--- start of Record extracts ---

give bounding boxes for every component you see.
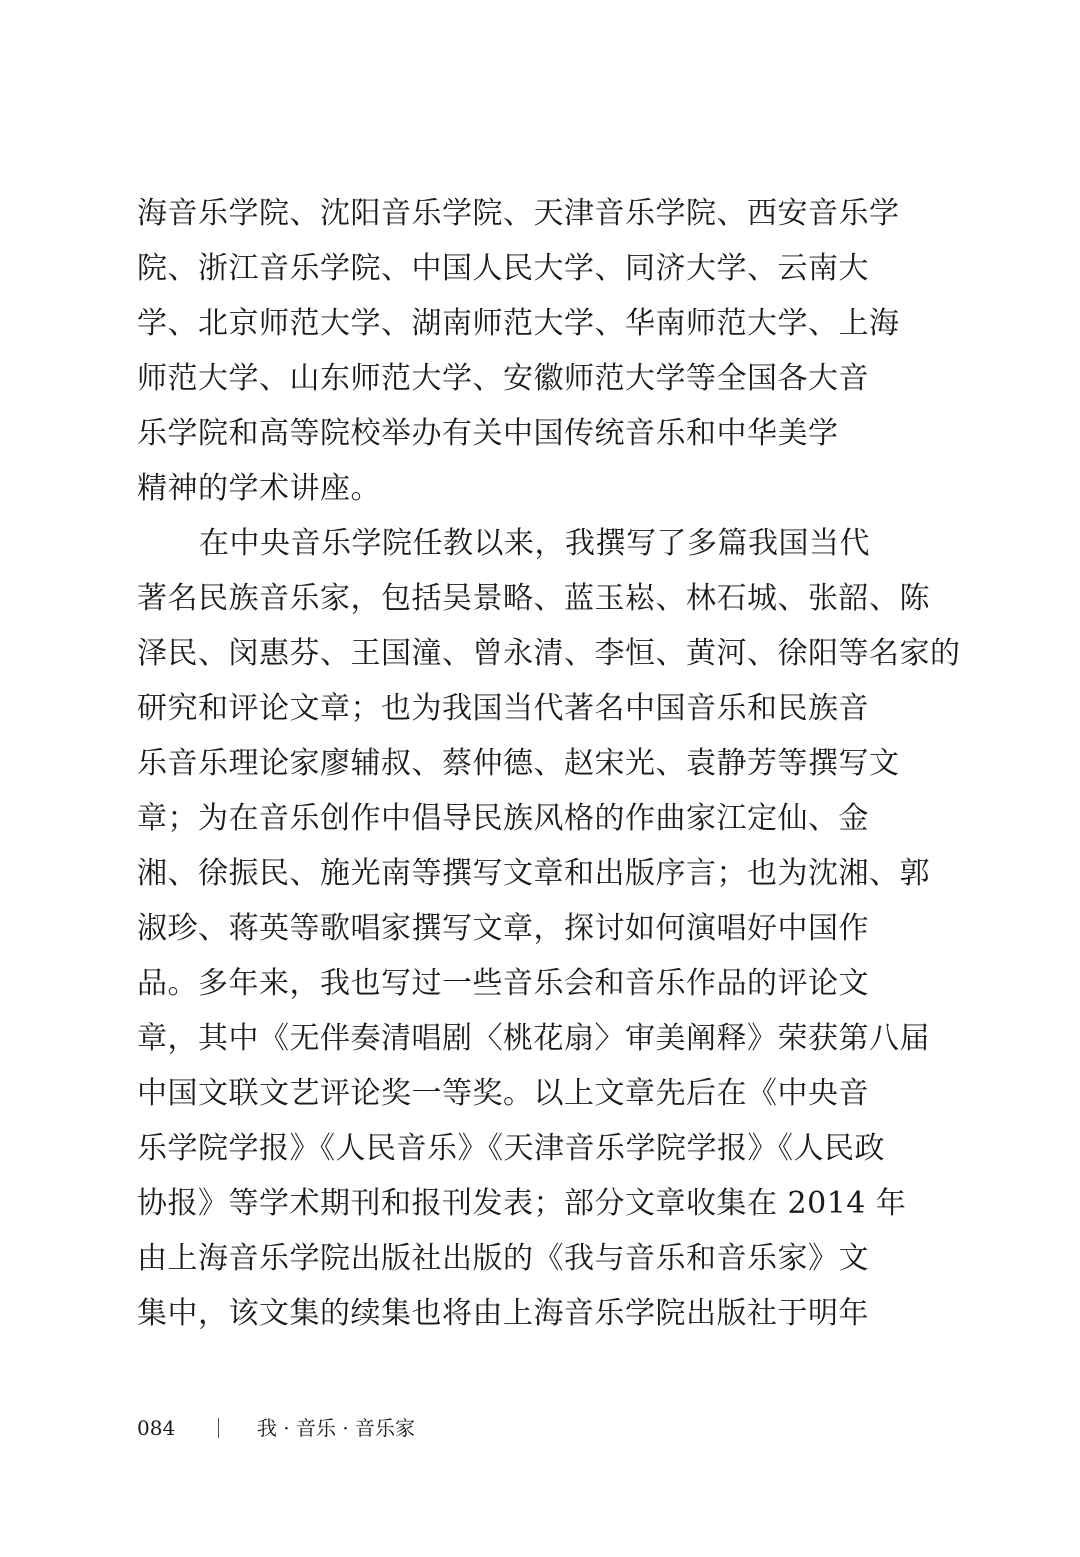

--- end of Record extracts ---
--- start of Record extracts ---

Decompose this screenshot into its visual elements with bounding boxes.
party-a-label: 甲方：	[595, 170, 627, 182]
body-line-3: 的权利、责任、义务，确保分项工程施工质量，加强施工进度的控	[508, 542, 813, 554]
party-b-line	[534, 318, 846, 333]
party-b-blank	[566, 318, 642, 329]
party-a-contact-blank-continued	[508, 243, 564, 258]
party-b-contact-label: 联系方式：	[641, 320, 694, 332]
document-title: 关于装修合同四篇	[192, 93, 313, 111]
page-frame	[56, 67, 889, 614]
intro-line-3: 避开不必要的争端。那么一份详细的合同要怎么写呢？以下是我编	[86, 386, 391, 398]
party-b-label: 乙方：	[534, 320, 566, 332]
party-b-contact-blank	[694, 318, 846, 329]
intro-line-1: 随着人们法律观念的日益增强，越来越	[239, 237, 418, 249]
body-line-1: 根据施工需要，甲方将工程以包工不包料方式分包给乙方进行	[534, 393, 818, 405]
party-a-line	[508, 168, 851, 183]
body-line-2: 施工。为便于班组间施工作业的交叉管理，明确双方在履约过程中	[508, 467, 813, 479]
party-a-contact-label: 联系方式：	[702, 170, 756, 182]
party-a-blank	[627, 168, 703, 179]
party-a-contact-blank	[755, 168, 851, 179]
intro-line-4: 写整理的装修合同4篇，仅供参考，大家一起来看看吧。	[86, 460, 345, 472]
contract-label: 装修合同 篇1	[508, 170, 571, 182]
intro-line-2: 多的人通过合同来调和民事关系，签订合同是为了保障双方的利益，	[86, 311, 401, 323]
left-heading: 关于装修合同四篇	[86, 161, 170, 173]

--- end of Record extracts ---

The request:
Please write out, unchanged, the rows from the one containing "Decompose this screenshot" up to and including the one containing "161, 170, 173]".

Response to the task:
Decompose this screenshot into its visual elements with bounding boxes.
party-a-label: 甲方：	[595, 170, 627, 182]
body-line-3: 的权利、责任、义务，确保分项工程施工质量，加强施工进度的控	[508, 542, 813, 554]
party-b-line	[534, 318, 846, 333]
party-b-blank	[566, 318, 642, 329]
party-a-contact-blank-continued	[508, 243, 564, 258]
party-b-contact-label: 联系方式：	[641, 320, 694, 332]
document-title: 关于装修合同四篇	[192, 93, 313, 111]
page-frame	[56, 67, 889, 614]
intro-line-3: 避开不必要的争端。那么一份详细的合同要怎么写呢？以下是我编	[86, 386, 391, 398]
party-b-label: 乙方：	[534, 320, 566, 332]
party-b-contact-blank	[694, 318, 846, 329]
intro-line-1: 随着人们法律观念的日益增强，越来越	[239, 237, 418, 249]
body-line-1: 根据施工需要，甲方将工程以包工不包料方式分包给乙方进行	[534, 393, 818, 405]
party-a-line	[508, 168, 851, 183]
body-line-2: 施工。为便于班组间施工作业的交叉管理，明确双方在履约过程中	[508, 467, 813, 479]
party-a-contact-label: 联系方式：	[702, 170, 756, 182]
party-a-blank	[627, 168, 703, 179]
party-a-contact-blank	[755, 168, 851, 179]
intro-line-4: 写整理的装修合同4篇，仅供参考，大家一起来看看吧。	[86, 460, 345, 472]
contract-label: 装修合同 篇1	[508, 170, 571, 182]
intro-line-2: 多的人通过合同来调和民事关系，签订合同是为了保障双方的利益，	[86, 311, 401, 323]
left-heading: 关于装修合同四篇	[86, 161, 170, 173]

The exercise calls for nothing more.